## start RECORDS SHOWN

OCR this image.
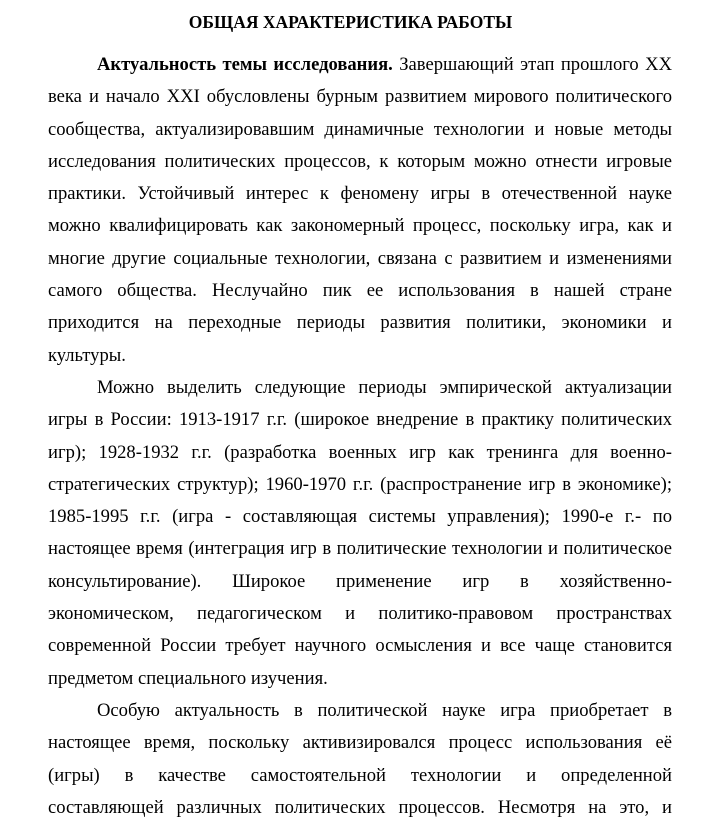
ОБЩАЯ ХАРАКТЕРИСТИКА РАБОТЫ
Актуальность темы исследования. Завершающий этап прошлого XX
века и начало XXI обусловлены бурным развитием мирового политического
сообщества, актуализировавшим динамичные технологии и новые методы
исследования политических процессов, к которым можно отнести игровые
практики. Устойчивый интерес к феномену игры в отечественной науке
можно квалифицировать как закономерный процесс, поскольку игра, как и
многие другие социальные технологии, связана с развитием и изменениями
самого общества. Неслучайно пик ее использования в нашей стране
приходится на переходные периоды развития политики, экономики и
культуры.
Можно выделить следующие периоды эмпирической актуализации
игры в России: 1913-1917 г.г. (широкое внедрение в практику политических
игр); 1928-1932 г.г. (разработка военных игр как тренинга для военно-
стратегических структур); 1960-1970 г.г. (распространение игр в экономике);
1985-1995 г.г. (игра - составляющая системы управления); 1990-е г.- по
настоящее время (интеграция игр в политические технологии и политическое
консультирование). Широкое применение игр в хозяйственно-
экономическом, педагогическом и политико-правовом пространствах
современной России требует научного осмысления и все чаще становится
предметом специального изучения.
Особую актуальность в политической науке игра приобретает в
настоящее время, поскольку активизировался процесс использования её
(игры) в качестве самостоятельной технологии и определенной
составляющей различных политических процессов. Несмотря на это, и
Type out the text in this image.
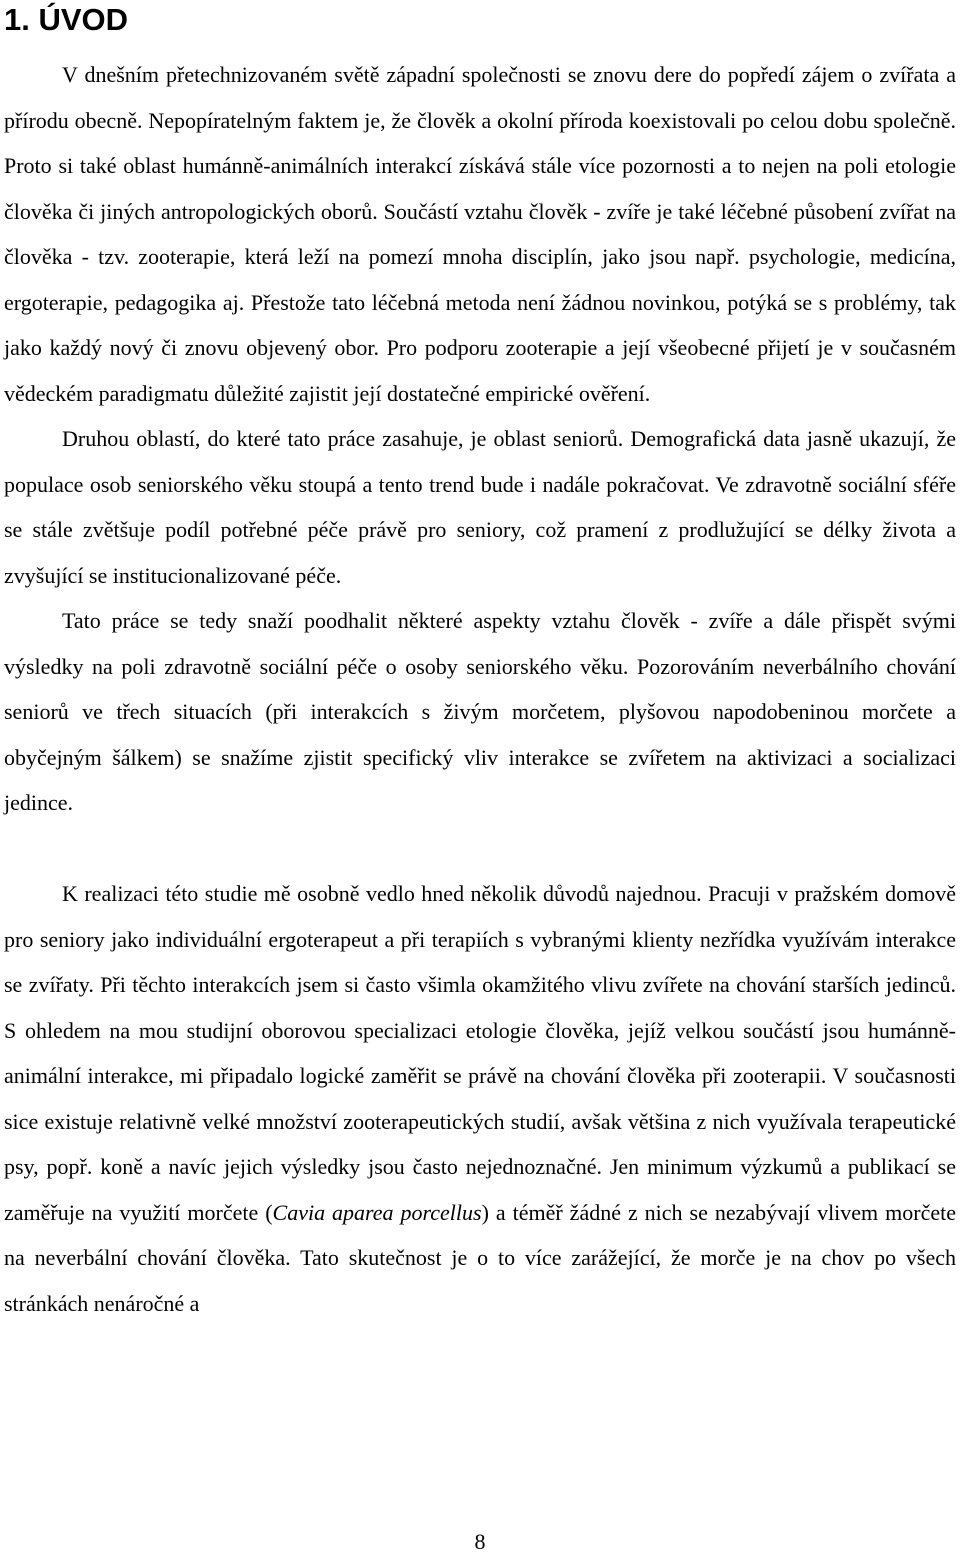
1. ÚVOD

V dnešním přetechnizovaném světě západní společnosti se znovu dere do popředí zájem o zvířata a přírodu obecně. Nepopíratelným faktem je, že člověk a okolní příroda koexistovali po celou dobu společně. Proto si také oblast humánně-animálních interakcí získává stále více pozornosti a to nejen na poli etologie člověka či jiných antropologických oborů. Součástí vztahu člověk - zvíře je také léčebné působení zvířat na člověka - tzv. zooterapie, která leží na pomezí mnoha disciplín, jako jsou např. psychologie, medicína, ergoterapie, pedagogika aj. Přestože tato léčebná metoda není žádnou novinkou, potýká se s problémy, tak jako každý nový či znovu objevený obor. Pro podporu zooterapie a její všeobecné přijetí je v současném vědeckém paradigmatu důležité zajistit její dostatečné empirické ověření.

Druhou oblastí, do které tato práce zasahuje, je oblast seniorů. Demografická data jasně ukazují, že populace osob seniorského věku stoupá a tento trend bude i nadále pokračovat. Ve zdravotně sociální sféře se stále zvětšuje podíl potřebné péče právě pro seniory, což pramení z prodlužující se délky života a zvyšující se institucionalizované péče.

Tato práce se tedy snaží poodhalit některé aspekty vztahu člověk - zvíře a dále přispět svými výsledky na poli zdravotně sociální péče o osoby seniorského věku. Pozorováním neverbálního chování seniorů ve třech situacích (při interakcích s živým morčetem, plyšovou napodobeninou morčete a obyčejným šálkem) se snažíme zjistit specifický vliv interakce se zvířetem na aktivizaci a socializaci jedince.

K realizaci této studie mě osobně vedlo hned několik důvodů najednou. Pracuji v pražském domově pro seniory jako individuální ergoterapeut a při terapiích s vybranými klienty nezřídka využívám interakce se zvířaty. Při těchto interakcích jsem si často všimla okamžitého vlivu zvířete na chování starších jedinců. S ohledem na mou studijní oborovou specializaci etologie člověka, jejíž velkou součástí jsou humánně-animální interakce, mi připadalo logické zaměřit se právě na chování člověka při zooterapii. V současnosti sice existuje relativně velké množství zooterapeutických studií, avšak většina z nich využívala terapeutické psy, popř. koně a navíc jejich výsledky jsou často nejednoznačné. Jen minimum výzkumů a publikací se zaměřuje na využití morčete (Cavia aparea porcellus) a téměř žádné z nich se nezabývají vlivem morčete na neverbální chování člověka. Tato skutečnost je o to více zarážející, že morče je na chov po všech stránkách nenáročné a

8
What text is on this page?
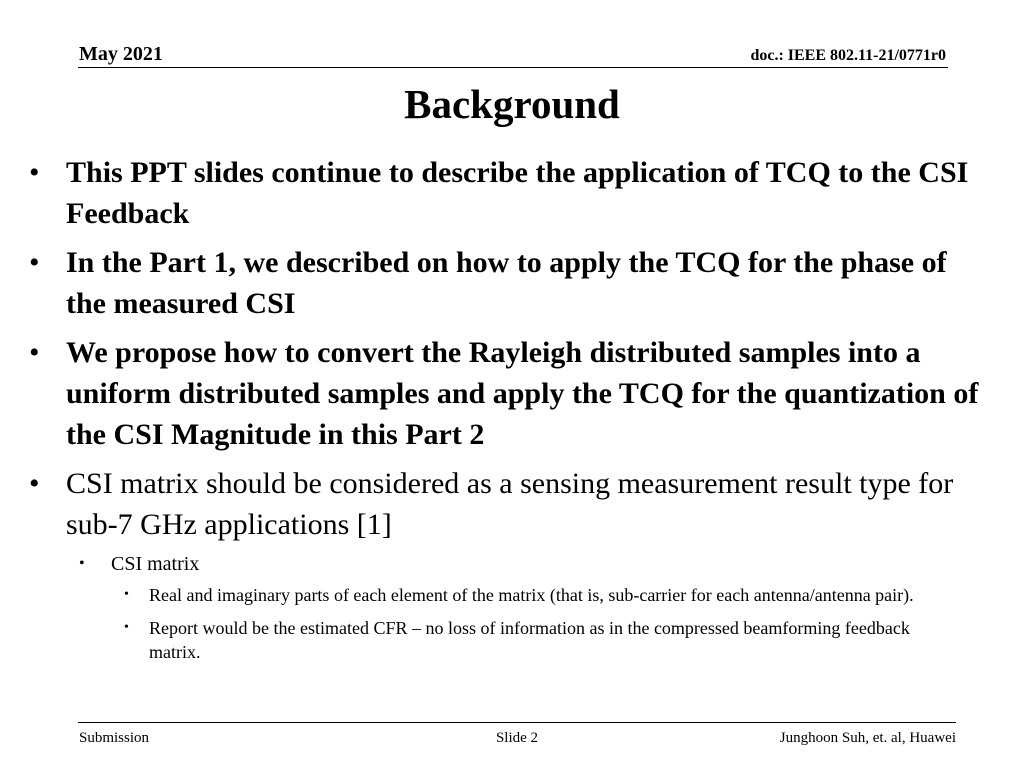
May 2021	doc.: IEEE 802.11-21/0771r0
Background
• This PPT slides continue to describe the application of TCQ to the CSI Feedback
• In the Part 1, we described on how to apply the TCQ for the phase of the measured CSI
• We propose how to convert the Rayleigh distributed samples into a uniform distributed samples and apply the TCQ for the quantization of the CSI Magnitude in this Part 2
• CSI matrix should be considered as a sensing measurement result type for sub-7 GHz applications [1]
• CSI matrix
• Real and imaginary parts of each element of the matrix (that is, sub-carrier for each antenna/antenna pair).
• Report would be the estimated CFR – no loss of information as in the compressed beamforming feedback matrix.
Submission	Slide 2	Junghoon Suh, et. al, Huawei
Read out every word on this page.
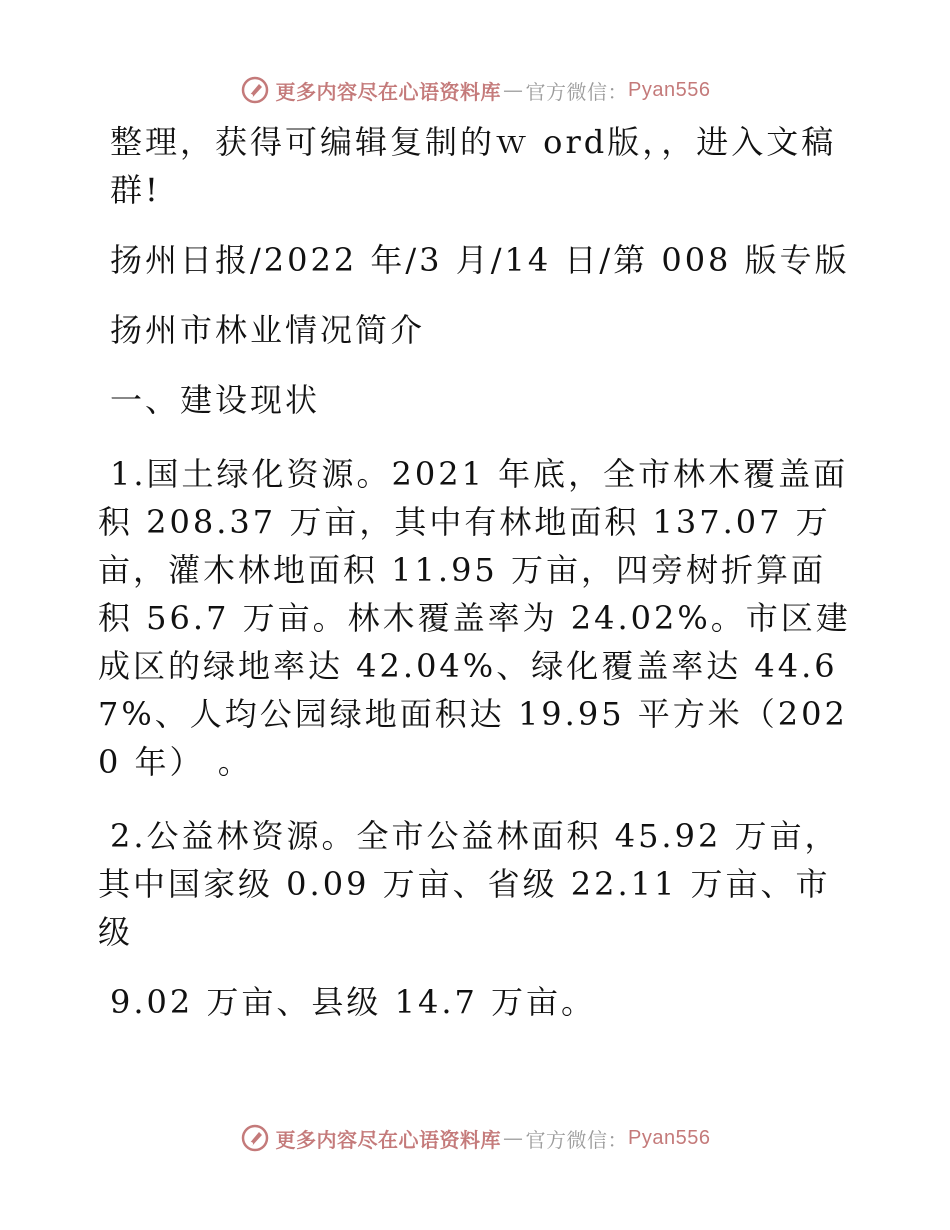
更多内容尽在心语资料库 — 官方微信： Pyan556

整理，获得可编辑复制的ｗ ord版，，进入文稿群!

扬州日报/2022 年/3 月/14 日/第 008 版专版

扬州市林业情况简介

一、建设现状

1.国土绿化资源。2021 年底，全市林木覆盖面积 208.37 万亩，其中有林地面积 137.07 万亩，灌木林地面积 11.95 万亩，四旁树折算面积 56.7 万亩。林木覆盖率为 24.02%。市区建成区的绿地率达 42.04%、绿化覆盖率达 44.67%、人均公园绿地面积达 19.95 平方米（2020 年） 。

2.公益林资源。全市公益林面积 45.92 万亩，其中国家级 0.09 万亩、省级 22.11 万亩、市级

9.02 万亩、县级 14.7 万亩。

更多内容尽在心语资料库 — 官方微信： Pyan556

## end RECORDS SHOWN

__REQUEST__. Take every line from the records above that has the word "науке" and copy it.

__RESPONSE TO THIS TASK__.
практики. Устойчивый интерес к феномену игры в отечественной науке
Особую актуальность в политической науке игра приобретает в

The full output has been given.